# Task directions:
Every line below that mentions the word "volume" should be copied out.
— Start Items —
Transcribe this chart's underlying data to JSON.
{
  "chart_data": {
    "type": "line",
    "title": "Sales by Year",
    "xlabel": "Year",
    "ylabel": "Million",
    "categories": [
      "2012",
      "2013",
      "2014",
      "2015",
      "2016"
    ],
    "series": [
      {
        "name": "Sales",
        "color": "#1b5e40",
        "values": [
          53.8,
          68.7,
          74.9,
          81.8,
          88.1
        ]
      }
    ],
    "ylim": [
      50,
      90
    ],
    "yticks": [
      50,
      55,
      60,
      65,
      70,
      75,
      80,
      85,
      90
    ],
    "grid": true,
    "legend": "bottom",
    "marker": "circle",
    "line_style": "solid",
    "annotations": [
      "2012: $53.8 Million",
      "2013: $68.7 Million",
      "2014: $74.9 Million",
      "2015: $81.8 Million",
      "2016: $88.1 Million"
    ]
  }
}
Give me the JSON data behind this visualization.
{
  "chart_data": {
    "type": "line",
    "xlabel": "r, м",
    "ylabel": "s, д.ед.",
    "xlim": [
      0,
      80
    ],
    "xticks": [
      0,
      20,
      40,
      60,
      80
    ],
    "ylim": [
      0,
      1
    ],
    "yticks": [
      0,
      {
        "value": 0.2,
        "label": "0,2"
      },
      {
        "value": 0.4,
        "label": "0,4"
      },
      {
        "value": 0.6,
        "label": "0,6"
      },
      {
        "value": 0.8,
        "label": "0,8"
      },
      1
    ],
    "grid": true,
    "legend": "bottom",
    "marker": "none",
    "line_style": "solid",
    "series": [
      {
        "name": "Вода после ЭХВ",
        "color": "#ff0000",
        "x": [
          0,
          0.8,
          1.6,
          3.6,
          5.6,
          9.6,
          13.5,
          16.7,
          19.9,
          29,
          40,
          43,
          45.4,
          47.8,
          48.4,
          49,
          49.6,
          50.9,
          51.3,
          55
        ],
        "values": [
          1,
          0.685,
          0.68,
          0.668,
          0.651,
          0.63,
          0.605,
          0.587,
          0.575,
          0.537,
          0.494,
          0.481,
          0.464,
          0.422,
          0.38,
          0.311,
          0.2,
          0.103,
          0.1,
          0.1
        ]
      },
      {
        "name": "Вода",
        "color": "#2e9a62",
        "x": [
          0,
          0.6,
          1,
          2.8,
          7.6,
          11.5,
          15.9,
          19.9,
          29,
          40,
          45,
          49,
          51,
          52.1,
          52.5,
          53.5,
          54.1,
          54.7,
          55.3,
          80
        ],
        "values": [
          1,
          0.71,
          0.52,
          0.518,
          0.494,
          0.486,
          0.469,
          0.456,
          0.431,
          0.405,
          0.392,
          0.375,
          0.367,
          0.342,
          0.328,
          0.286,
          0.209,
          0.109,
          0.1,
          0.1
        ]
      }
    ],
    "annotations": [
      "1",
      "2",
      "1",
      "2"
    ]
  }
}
— End Items —
— Start Items —
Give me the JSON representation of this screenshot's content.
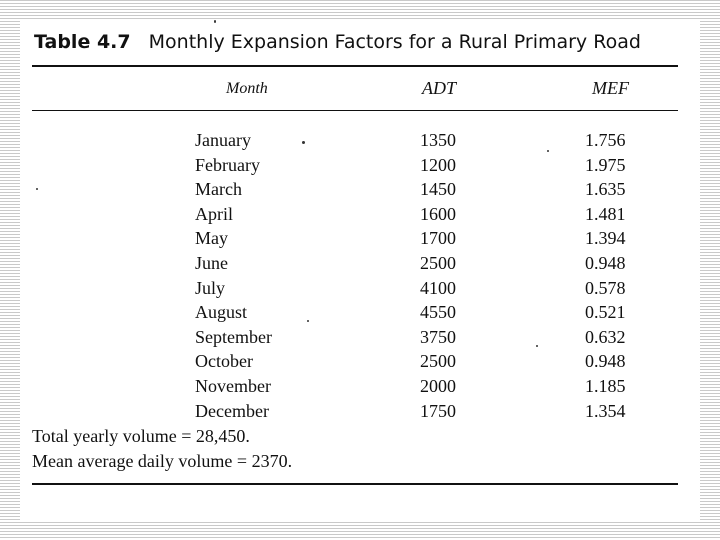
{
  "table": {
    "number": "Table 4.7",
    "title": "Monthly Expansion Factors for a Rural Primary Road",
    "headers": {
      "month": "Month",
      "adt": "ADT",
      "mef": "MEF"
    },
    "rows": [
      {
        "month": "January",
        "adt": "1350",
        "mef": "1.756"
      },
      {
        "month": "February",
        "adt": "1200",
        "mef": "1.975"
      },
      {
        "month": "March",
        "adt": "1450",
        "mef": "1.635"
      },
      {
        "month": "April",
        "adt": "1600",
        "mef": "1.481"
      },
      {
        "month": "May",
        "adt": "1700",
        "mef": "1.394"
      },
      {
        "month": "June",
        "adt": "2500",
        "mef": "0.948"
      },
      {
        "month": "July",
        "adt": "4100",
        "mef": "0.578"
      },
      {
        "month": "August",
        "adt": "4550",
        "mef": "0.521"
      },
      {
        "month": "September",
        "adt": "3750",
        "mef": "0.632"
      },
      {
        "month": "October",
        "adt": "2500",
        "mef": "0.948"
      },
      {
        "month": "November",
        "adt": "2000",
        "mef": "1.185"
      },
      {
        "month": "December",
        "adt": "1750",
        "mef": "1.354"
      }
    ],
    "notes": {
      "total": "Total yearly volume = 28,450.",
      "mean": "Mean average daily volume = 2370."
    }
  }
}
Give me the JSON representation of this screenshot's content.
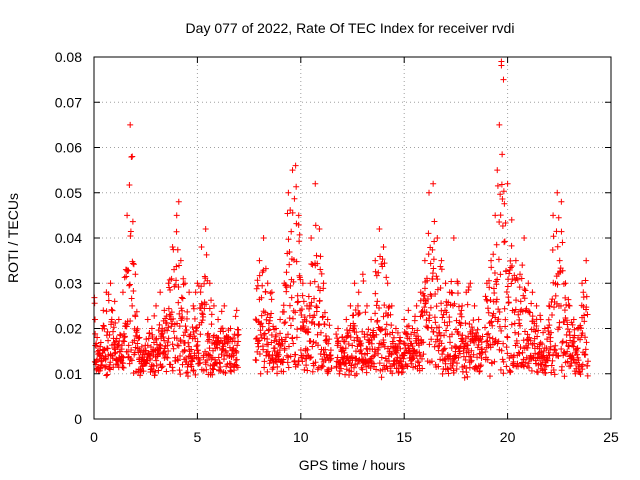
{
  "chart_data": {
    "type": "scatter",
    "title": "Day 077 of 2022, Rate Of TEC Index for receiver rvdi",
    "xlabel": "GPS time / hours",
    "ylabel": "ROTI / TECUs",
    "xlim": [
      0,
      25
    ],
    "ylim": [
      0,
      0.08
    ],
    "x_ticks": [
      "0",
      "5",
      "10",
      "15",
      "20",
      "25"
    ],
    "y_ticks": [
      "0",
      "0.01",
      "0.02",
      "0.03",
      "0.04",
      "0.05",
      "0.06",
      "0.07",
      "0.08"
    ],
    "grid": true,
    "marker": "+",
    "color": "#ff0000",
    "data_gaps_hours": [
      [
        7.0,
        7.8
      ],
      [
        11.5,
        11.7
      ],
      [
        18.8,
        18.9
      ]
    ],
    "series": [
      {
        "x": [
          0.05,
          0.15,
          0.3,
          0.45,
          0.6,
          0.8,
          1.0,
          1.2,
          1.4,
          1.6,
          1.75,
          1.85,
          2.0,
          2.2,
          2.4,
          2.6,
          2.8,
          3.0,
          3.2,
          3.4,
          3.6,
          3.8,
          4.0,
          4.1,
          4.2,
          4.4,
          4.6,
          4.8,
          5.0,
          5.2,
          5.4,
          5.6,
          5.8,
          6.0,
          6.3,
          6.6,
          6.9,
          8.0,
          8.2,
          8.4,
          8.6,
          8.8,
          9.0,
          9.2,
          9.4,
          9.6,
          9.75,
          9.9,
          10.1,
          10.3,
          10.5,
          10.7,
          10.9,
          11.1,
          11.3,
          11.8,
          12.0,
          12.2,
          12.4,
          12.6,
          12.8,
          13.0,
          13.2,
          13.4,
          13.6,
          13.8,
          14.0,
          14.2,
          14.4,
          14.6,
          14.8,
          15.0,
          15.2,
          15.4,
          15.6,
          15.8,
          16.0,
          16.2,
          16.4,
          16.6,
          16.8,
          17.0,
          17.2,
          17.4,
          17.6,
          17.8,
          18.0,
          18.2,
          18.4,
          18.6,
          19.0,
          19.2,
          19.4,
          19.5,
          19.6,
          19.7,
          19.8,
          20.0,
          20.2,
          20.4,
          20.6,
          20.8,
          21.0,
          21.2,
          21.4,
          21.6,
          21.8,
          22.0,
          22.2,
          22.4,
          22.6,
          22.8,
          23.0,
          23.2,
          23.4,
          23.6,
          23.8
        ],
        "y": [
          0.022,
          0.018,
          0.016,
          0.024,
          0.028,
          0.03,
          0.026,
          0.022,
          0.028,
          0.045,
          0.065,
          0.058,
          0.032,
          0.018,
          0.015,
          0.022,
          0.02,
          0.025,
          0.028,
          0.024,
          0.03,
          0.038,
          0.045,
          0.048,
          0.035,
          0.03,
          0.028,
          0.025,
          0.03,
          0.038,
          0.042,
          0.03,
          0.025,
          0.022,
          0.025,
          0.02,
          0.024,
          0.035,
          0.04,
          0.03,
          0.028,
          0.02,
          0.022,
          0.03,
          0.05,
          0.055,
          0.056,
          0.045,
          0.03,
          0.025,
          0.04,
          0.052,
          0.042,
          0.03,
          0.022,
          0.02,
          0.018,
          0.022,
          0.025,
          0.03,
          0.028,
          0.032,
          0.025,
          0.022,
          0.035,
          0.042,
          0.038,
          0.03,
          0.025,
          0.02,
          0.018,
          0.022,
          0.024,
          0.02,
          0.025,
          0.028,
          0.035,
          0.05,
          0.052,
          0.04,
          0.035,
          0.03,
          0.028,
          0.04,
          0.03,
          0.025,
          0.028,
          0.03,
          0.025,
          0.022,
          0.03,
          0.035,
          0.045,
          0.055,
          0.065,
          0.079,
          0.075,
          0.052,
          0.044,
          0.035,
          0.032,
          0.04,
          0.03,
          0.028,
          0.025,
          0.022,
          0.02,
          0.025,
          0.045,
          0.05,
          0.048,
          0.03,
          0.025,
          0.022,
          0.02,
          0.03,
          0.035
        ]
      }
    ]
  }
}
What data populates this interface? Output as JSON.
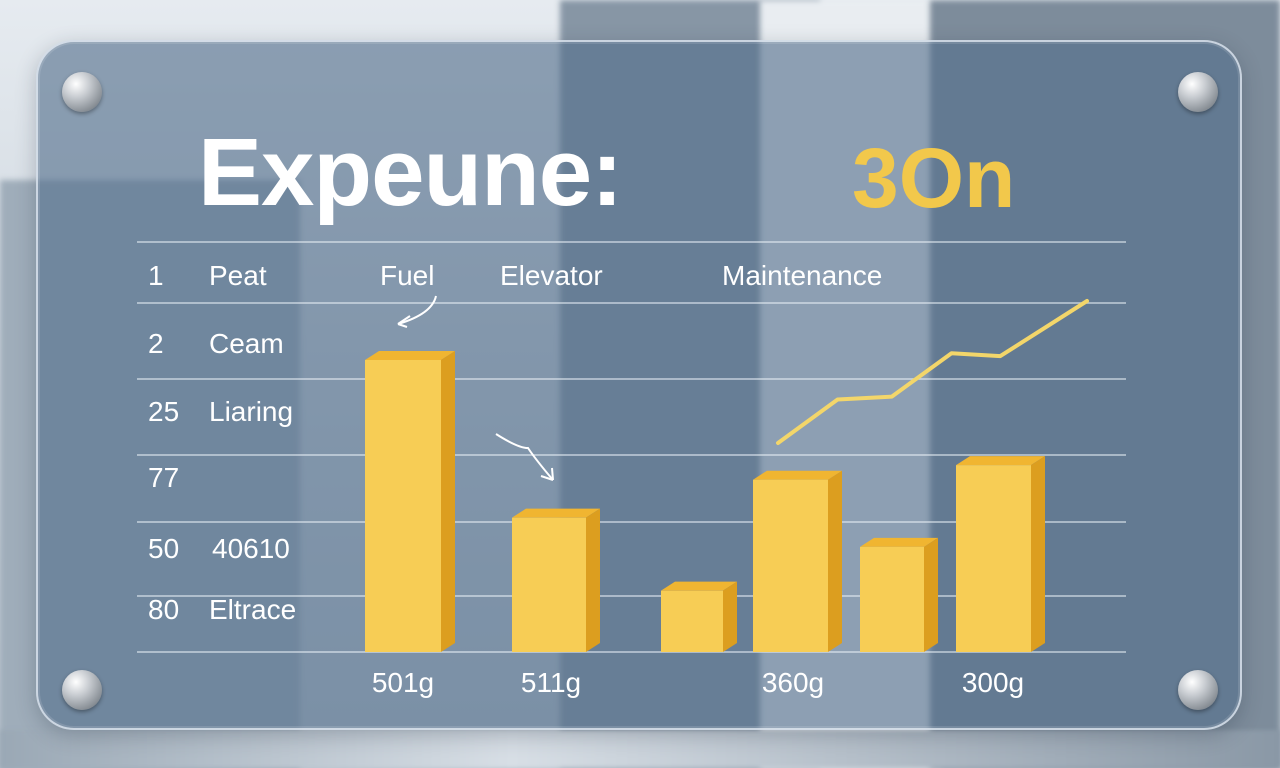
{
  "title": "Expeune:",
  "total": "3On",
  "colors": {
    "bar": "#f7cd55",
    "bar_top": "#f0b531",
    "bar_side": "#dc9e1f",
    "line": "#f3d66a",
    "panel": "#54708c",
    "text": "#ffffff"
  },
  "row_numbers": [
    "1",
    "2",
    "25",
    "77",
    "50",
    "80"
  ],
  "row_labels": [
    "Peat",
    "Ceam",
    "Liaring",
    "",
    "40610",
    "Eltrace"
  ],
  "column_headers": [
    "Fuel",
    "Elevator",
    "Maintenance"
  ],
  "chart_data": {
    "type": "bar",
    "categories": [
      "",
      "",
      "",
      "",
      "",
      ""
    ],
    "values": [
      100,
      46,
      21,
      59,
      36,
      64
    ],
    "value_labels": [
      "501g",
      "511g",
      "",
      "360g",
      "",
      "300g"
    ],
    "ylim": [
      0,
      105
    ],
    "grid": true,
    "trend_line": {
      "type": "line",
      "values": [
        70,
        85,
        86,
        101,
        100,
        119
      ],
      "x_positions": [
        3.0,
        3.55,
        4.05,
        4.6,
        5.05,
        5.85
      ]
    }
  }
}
— End Items —
— Start Items —
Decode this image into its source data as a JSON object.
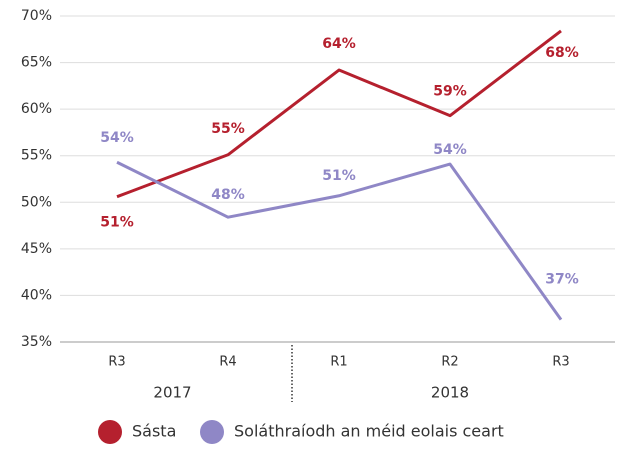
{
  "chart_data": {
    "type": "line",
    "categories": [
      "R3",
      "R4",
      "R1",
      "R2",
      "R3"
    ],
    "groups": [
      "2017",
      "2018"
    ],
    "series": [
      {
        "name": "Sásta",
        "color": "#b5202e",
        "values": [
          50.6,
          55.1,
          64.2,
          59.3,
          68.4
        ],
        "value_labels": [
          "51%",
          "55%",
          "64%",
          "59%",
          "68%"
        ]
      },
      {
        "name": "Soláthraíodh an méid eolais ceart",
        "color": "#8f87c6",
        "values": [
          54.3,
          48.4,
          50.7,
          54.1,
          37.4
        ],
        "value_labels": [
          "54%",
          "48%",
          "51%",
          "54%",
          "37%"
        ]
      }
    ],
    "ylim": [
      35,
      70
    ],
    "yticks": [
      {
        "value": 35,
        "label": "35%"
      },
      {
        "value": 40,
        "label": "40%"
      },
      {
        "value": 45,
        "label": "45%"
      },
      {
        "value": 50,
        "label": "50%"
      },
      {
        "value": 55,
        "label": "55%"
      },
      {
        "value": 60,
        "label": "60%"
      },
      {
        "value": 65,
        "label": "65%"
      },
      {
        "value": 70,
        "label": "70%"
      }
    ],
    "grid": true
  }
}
— End Items —
# Full output:
      "total": "Total yearly volume = 28,450.",
      "mean": "Mean average daily volume = 2370."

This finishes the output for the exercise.